■ **Data entries**:
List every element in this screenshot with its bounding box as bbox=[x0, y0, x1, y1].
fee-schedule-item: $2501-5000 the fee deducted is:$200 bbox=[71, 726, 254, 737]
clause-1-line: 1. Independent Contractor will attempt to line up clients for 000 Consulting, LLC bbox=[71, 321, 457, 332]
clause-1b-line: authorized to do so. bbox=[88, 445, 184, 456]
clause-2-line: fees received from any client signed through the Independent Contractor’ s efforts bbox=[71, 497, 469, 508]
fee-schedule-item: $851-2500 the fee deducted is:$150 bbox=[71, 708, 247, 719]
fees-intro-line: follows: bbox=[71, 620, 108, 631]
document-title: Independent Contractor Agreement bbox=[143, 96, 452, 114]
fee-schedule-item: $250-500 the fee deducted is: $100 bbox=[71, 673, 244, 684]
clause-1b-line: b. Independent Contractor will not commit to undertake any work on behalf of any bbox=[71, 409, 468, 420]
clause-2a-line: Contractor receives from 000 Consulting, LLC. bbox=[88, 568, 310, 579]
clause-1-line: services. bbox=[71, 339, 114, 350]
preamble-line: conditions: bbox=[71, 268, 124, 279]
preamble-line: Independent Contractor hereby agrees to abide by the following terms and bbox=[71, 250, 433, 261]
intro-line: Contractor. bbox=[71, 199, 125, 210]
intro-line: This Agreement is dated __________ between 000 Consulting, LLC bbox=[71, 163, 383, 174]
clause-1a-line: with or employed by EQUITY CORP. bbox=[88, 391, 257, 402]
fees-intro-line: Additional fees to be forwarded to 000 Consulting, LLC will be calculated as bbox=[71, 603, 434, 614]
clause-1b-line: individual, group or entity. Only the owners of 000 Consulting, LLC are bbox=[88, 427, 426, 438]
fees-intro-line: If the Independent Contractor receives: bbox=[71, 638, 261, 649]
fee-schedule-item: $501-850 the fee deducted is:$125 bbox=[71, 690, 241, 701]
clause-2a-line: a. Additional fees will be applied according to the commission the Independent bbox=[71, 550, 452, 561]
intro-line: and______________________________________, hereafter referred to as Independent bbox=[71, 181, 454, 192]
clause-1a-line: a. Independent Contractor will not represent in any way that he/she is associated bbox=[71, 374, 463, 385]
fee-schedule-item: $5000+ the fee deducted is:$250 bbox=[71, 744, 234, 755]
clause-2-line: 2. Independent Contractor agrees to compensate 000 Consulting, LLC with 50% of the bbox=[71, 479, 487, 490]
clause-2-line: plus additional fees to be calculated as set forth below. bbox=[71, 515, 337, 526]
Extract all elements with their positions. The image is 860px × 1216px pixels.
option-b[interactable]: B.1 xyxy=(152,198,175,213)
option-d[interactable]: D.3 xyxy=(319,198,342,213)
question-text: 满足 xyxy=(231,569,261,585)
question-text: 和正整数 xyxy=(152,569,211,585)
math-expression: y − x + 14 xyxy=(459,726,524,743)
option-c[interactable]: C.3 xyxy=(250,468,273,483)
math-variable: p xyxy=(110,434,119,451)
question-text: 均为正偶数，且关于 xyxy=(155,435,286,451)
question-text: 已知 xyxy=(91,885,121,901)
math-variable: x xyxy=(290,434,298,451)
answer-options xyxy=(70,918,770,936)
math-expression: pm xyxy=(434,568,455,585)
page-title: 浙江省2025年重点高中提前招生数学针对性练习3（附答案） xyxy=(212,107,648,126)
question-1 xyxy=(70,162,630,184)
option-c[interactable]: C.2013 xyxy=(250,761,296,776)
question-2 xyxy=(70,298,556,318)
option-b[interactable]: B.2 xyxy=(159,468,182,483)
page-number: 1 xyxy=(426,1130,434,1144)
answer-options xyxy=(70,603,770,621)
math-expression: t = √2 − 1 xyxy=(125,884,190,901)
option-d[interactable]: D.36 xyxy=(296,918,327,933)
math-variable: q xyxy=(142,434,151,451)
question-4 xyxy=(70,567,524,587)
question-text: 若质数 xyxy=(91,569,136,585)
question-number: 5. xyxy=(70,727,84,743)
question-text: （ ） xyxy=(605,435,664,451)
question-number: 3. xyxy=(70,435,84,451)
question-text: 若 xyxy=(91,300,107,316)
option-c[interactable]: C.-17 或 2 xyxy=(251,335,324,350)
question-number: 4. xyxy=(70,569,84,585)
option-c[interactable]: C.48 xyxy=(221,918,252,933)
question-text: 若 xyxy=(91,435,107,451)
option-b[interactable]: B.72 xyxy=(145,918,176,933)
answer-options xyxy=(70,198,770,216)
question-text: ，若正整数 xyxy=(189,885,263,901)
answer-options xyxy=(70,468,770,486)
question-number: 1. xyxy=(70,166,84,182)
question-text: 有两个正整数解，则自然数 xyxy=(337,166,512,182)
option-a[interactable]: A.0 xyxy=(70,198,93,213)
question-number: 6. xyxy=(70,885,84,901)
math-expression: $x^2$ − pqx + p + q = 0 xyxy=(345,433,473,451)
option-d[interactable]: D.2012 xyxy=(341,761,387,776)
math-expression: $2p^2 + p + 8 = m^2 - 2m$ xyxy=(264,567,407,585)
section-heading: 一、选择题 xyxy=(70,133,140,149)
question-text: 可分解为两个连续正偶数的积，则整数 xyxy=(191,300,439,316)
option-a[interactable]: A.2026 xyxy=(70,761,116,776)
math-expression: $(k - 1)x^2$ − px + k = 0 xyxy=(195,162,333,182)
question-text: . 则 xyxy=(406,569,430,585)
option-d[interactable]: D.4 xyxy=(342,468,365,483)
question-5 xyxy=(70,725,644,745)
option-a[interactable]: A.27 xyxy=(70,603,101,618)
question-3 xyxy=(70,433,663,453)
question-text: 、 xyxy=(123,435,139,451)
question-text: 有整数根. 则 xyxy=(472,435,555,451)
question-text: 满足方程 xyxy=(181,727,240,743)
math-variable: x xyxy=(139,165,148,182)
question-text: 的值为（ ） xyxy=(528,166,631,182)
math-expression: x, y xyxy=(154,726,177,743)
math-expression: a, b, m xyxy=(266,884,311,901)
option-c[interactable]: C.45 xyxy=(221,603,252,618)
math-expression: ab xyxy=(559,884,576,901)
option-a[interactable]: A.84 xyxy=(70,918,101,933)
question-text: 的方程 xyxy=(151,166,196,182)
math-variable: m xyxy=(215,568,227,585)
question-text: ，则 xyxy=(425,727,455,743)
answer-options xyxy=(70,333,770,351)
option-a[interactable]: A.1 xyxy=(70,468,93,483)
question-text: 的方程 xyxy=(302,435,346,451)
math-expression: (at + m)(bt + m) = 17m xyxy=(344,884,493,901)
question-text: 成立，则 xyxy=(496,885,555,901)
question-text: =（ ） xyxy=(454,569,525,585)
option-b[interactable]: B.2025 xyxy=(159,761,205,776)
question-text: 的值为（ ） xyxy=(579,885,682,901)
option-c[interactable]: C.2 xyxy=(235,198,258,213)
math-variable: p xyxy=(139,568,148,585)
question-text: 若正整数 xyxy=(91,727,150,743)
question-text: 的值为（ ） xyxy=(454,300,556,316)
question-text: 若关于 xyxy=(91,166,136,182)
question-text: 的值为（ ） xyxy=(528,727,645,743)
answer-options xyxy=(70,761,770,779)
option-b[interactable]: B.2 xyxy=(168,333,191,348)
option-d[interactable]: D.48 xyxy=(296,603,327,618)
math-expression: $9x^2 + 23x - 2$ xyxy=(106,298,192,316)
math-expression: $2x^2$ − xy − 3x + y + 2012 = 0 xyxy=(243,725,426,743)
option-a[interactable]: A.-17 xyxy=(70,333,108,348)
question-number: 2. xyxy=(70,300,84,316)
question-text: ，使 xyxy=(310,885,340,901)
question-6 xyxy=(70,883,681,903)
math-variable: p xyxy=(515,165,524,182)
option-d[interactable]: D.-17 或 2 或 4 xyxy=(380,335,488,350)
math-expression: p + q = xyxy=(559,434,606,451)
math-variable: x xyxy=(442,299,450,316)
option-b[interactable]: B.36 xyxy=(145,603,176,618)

■ **Given problem**: Copy the rows above word for word, from the first row through the one containing "fee-schedule-item: $501-850 the".

■ **Task solution**:
List every element in this screenshot with its bounding box as bbox=[x0, y0, x1, y1].
fee-schedule-item: $2501-5000 the fee deducted is:$200 bbox=[71, 726, 254, 737]
clause-1-line: 1. Independent Contractor will attempt to line up clients for 000 Consulting, LLC bbox=[71, 321, 457, 332]
clause-1b-line: authorized to do so. bbox=[88, 445, 184, 456]
clause-2-line: fees received from any client signed through the Independent Contractor’ s efforts bbox=[71, 497, 469, 508]
fee-schedule-item: $851-2500 the fee deducted is:$150 bbox=[71, 708, 247, 719]
fees-intro-line: follows: bbox=[71, 620, 108, 631]
document-title: Independent Contractor Agreement bbox=[143, 96, 452, 114]
fee-schedule-item: $250-500 the fee deducted is: $100 bbox=[71, 673, 244, 684]
clause-1b-line: b. Independent Contractor will not commit to undertake any work on behalf of any bbox=[71, 409, 468, 420]
clause-2a-line: Contractor receives from 000 Consulting, LLC. bbox=[88, 568, 310, 579]
clause-1-line: services. bbox=[71, 339, 114, 350]
preamble-line: conditions: bbox=[71, 268, 124, 279]
preamble-line: Independent Contractor hereby agrees to abide by the following terms and bbox=[71, 250, 433, 261]
intro-line: Contractor. bbox=[71, 199, 125, 210]
intro-line: This Agreement is dated __________ between 000 Consulting, LLC bbox=[71, 163, 383, 174]
clause-1a-line: with or employed by EQUITY CORP. bbox=[88, 391, 257, 402]
fees-intro-line: Additional fees to be forwarded to 000 Consulting, LLC will be calculated as bbox=[71, 603, 434, 614]
clause-1b-line: individual, group or entity. Only the owners of 000 Consulting, LLC are bbox=[88, 427, 426, 438]
fees-intro-line: If the Independent Contractor receives: bbox=[71, 638, 261, 649]
fee-schedule-item: $501-850 the fee deducted is:$125 bbox=[71, 690, 241, 701]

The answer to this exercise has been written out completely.